═══ MATERIAL PROVIDED
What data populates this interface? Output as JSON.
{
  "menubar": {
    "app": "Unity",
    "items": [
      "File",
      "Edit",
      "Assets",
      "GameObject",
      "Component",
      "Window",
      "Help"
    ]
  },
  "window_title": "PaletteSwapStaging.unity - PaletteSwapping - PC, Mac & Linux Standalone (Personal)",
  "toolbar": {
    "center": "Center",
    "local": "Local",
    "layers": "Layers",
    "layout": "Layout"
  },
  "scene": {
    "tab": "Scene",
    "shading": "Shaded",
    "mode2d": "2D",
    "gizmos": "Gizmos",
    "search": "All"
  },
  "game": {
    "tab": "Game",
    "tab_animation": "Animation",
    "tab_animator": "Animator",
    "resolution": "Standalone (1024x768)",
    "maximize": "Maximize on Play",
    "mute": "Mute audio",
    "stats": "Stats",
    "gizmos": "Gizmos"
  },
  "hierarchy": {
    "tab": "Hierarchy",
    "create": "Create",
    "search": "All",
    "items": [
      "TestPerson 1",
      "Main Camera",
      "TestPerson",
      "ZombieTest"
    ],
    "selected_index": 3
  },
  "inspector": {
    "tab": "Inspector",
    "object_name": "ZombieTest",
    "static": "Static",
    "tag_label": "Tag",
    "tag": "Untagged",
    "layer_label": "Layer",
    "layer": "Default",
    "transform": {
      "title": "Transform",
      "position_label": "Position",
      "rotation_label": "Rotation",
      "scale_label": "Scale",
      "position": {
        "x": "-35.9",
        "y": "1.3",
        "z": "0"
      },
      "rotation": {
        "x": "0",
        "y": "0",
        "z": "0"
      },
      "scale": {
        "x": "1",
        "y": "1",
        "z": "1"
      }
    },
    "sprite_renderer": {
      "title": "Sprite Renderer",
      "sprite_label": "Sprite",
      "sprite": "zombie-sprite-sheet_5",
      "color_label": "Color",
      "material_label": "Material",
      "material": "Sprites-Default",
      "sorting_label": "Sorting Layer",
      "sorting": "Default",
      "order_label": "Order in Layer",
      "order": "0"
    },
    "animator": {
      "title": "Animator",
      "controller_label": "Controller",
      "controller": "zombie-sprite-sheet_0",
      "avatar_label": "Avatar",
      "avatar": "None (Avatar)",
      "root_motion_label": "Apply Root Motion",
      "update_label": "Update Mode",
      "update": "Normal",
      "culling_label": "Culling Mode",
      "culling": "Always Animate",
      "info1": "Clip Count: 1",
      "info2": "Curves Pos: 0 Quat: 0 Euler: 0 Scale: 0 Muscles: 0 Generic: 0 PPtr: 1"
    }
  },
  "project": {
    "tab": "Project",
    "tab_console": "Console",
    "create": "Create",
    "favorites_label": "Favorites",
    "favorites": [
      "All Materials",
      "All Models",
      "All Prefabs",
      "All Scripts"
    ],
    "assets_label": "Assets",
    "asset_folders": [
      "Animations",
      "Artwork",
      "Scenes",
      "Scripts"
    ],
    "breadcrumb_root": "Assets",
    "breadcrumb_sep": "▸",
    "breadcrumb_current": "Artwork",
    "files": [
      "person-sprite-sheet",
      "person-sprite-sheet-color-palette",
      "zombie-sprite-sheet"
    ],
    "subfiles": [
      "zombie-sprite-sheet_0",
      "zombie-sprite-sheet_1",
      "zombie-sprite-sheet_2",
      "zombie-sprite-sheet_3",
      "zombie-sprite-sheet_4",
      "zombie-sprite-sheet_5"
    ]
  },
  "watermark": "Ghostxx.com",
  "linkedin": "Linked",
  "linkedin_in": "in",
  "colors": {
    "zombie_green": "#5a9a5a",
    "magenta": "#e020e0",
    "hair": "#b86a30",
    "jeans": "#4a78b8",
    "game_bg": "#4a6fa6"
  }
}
══════
▶ _CHALLENGE_:
Filter the entries down to the lines with the word "Standalone" in them.

▶ _EXPECTED ANSWER_:
  "window_title": "PaletteSwapStaging.unity - PaletteSwapping - PC, Mac & Linux Standalone (Personal)",
    "resolution": "Standalone (1024x768)",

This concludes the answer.